===== Data supplied

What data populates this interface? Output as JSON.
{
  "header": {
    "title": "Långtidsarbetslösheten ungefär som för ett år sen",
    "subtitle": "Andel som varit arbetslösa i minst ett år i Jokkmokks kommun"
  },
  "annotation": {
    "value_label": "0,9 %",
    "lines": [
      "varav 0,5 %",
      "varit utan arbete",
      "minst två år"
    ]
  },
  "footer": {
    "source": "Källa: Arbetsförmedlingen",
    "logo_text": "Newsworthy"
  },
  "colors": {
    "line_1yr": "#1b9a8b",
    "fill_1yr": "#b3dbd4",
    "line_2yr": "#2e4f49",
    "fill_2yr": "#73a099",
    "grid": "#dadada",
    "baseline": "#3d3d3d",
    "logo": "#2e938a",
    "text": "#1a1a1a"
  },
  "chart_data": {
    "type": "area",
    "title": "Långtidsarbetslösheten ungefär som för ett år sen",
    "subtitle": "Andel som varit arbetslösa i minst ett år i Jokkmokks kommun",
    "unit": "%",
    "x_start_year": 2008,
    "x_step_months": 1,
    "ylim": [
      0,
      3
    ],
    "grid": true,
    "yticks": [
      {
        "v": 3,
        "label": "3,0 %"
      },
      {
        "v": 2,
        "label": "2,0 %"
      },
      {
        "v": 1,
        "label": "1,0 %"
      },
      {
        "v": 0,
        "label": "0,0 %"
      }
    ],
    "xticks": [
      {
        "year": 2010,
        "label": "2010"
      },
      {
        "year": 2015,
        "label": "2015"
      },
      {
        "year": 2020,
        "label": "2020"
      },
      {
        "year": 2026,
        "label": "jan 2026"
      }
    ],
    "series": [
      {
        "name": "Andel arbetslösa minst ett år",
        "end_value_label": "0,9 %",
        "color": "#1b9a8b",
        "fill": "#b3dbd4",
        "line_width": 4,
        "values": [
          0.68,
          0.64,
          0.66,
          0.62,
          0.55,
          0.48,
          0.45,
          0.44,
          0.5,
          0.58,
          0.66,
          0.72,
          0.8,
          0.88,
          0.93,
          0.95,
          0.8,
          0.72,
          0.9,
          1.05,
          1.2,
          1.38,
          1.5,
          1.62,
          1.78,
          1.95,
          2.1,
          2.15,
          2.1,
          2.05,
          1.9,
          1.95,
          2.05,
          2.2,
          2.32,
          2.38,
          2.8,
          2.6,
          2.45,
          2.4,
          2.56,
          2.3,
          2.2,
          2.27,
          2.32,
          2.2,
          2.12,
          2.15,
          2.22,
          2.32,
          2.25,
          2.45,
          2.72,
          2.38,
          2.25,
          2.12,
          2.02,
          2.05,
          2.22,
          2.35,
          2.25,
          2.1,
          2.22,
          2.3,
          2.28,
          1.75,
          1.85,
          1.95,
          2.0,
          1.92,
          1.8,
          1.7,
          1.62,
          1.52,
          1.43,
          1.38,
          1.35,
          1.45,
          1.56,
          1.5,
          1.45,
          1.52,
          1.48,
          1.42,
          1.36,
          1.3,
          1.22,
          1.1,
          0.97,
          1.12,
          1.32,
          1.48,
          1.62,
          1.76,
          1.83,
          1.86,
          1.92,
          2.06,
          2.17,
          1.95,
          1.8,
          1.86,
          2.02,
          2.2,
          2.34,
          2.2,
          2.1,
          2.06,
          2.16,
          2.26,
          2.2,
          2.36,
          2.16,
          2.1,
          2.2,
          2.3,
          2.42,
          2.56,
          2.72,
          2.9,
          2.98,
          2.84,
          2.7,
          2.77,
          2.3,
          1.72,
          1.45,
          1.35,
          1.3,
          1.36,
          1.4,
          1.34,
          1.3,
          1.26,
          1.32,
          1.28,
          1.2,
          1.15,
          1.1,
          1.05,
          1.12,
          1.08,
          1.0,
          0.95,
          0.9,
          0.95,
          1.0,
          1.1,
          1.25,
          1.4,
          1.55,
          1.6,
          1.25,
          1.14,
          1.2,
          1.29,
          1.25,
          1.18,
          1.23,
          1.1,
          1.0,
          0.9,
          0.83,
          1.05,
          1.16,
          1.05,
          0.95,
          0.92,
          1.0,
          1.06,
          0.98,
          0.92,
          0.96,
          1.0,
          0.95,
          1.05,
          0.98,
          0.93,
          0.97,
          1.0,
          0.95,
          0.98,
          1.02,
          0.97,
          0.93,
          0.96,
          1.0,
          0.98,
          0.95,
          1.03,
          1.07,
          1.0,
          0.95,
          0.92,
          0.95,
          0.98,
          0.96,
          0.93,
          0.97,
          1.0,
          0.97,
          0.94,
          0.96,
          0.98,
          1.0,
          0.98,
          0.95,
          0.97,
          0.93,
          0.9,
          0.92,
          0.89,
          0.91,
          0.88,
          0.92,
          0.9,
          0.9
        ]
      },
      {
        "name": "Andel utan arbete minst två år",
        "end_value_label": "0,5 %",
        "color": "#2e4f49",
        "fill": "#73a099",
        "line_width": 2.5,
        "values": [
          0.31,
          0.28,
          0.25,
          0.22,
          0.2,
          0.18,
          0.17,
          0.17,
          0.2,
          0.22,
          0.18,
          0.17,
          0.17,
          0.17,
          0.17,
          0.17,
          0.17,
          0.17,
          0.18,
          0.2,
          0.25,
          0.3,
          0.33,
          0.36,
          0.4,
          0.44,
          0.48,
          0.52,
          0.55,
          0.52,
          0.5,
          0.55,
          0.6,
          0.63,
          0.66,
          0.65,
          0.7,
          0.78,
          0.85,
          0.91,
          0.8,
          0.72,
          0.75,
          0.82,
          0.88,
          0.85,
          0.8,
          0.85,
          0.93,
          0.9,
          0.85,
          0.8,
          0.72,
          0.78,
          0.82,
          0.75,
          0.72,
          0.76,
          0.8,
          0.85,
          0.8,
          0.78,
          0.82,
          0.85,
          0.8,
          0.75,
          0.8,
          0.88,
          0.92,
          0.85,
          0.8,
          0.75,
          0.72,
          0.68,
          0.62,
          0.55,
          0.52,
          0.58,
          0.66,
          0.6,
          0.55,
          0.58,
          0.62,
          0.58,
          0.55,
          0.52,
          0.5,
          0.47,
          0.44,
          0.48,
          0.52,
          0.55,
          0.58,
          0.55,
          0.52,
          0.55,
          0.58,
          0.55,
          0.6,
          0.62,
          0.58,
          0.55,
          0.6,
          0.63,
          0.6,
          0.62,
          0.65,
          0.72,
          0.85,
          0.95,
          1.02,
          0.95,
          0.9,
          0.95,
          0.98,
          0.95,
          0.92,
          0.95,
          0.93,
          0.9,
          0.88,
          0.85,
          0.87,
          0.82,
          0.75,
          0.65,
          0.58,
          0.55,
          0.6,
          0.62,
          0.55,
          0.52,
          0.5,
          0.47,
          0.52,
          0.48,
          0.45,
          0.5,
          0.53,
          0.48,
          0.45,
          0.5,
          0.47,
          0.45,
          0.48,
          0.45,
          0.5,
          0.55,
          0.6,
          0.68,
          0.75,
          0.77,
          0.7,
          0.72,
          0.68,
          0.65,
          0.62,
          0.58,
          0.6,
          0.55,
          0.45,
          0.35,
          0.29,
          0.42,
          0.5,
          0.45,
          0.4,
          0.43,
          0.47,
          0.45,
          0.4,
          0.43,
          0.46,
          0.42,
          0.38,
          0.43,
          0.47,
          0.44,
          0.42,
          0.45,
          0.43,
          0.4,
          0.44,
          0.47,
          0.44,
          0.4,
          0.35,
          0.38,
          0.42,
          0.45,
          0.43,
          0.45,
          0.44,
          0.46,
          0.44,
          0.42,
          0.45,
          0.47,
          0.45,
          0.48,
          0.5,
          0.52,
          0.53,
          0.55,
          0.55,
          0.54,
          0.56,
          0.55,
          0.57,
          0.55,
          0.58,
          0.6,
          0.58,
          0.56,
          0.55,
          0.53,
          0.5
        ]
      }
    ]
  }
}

==========

▶ **What is asked**
Determine how many lines of the data contain "subtitle" and give nothing but that number.

▶ **Right answer**
2